======== Record extracts ========

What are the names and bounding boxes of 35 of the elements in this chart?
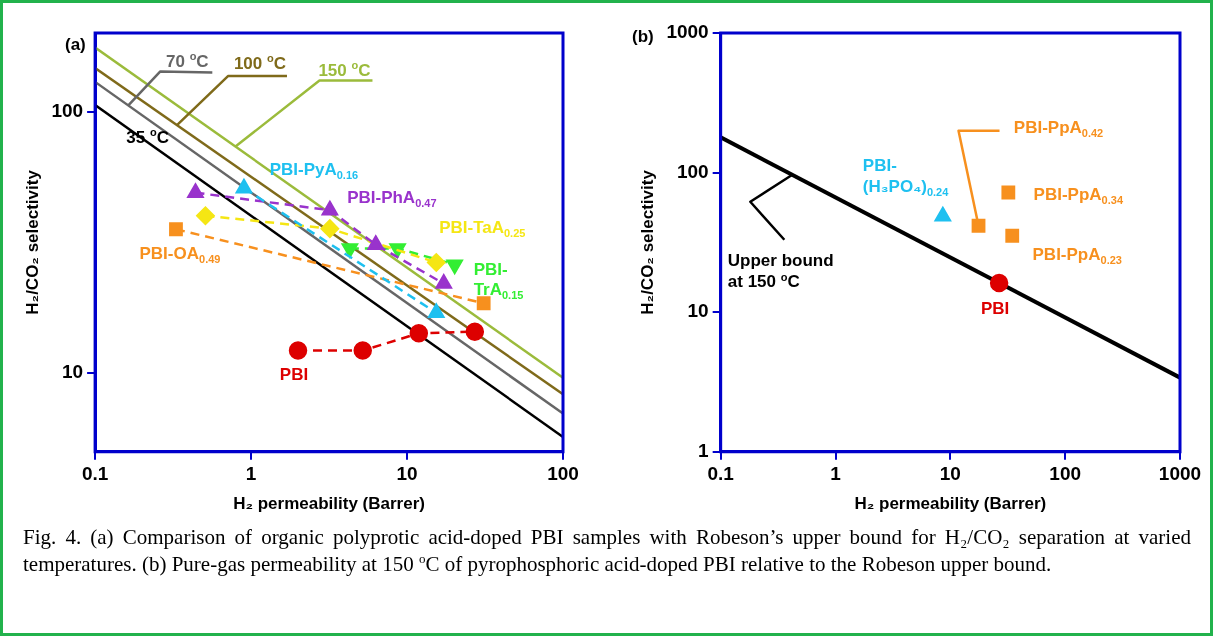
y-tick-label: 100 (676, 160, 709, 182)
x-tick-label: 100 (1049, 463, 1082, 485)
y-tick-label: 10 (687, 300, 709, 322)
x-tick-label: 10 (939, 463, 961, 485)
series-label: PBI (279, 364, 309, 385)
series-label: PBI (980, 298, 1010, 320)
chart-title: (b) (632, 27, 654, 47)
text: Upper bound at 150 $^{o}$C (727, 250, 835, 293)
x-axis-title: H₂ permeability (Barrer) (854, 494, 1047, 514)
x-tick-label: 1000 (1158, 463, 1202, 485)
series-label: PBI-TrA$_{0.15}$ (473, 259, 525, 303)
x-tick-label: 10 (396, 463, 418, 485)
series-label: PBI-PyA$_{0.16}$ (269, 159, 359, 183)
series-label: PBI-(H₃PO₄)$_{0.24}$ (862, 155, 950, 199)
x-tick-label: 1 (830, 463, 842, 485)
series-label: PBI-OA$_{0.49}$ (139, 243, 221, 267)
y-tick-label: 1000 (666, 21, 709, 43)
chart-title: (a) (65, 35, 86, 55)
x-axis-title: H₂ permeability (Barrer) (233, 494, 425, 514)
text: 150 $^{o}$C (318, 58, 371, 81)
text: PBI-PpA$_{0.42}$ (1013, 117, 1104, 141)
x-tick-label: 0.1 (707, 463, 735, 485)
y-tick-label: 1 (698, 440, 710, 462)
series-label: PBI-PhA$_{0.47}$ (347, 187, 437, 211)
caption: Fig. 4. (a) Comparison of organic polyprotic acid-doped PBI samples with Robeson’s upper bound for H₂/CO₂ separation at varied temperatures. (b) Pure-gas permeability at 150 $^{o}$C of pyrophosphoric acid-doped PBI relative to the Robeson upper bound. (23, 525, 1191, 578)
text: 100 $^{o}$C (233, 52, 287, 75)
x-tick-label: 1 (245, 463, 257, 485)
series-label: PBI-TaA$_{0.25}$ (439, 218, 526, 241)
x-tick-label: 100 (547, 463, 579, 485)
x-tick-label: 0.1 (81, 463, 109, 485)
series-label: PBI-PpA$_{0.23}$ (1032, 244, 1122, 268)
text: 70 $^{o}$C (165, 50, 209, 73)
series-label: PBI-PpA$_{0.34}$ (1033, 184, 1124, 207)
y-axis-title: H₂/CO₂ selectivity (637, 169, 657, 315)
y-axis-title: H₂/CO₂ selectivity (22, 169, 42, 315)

========

### Stated task
Copy out the listing above line for line, without any change, and leave the picture out of your copy.

### Complete answer
What are the names and bounding boxes of 35 of the elements in this chart?
y-tick-label: 100 (676, 160, 709, 182)
x-tick-label: 100 (1049, 463, 1082, 485)
y-tick-label: 10 (687, 300, 709, 322)
x-tick-label: 10 (939, 463, 961, 485)
series-label: PBI (279, 364, 309, 385)
series-label: PBI (980, 298, 1010, 320)
chart-title: (b) (632, 27, 654, 47)
text: Upper bound at 150 $^{o}$C (727, 250, 835, 293)
x-axis-title: H₂ permeability (Barrer) (854, 494, 1047, 514)
x-tick-label: 1000 (1158, 463, 1202, 485)
series-label: PBI-TrA$_{0.15}$ (473, 259, 525, 303)
x-tick-label: 10 (396, 463, 418, 485)
series-label: PBI-PyA$_{0.16}$ (269, 159, 359, 183)
series-label: PBI-(H₃PO₄)$_{0.24}$ (862, 155, 950, 199)
x-tick-label: 1 (830, 463, 842, 485)
series-label: PBI-OA$_{0.49}$ (139, 243, 221, 267)
y-tick-label: 1000 (666, 21, 709, 43)
chart-title: (a) (65, 35, 86, 55)
x-axis-title: H₂ permeability (Barrer) (233, 494, 425, 514)
text: 150 $^{o}$C (318, 58, 371, 81)
text: PBI-PpA$_{0.42}$ (1013, 117, 1104, 141)
x-tick-label: 0.1 (707, 463, 735, 485)
y-tick-label: 1 (698, 440, 710, 462)
series-label: PBI-PhA$_{0.47}$ (347, 187, 437, 211)
caption: Fig. 4. (a) Comparison of organic polyprotic acid-doped PBI samples with Robeson’s upper bound for H₂/CO₂ separation at varied temperatures. (b) Pure-gas permeability at 150 $^{o}$C of pyrophosphoric acid-doped PBI relative to the Robeson upper bound. (23, 525, 1191, 578)
text: 100 $^{o}$C (233, 52, 287, 75)
x-tick-label: 1 (245, 463, 257, 485)
series-label: PBI-TaA$_{0.25}$ (439, 218, 526, 241)
x-tick-label: 100 (547, 463, 579, 485)
x-tick-label: 0.1 (81, 463, 109, 485)
series-label: PBI-PpA$_{0.23}$ (1032, 244, 1122, 268)
text: 70 $^{o}$C (165, 50, 209, 73)
series-label: PBI-PpA$_{0.34}$ (1033, 184, 1124, 207)
y-axis-title: H₂/CO₂ selectivity (637, 169, 657, 315)
y-axis-title: H₂/CO₂ selectivity (22, 169, 42, 315)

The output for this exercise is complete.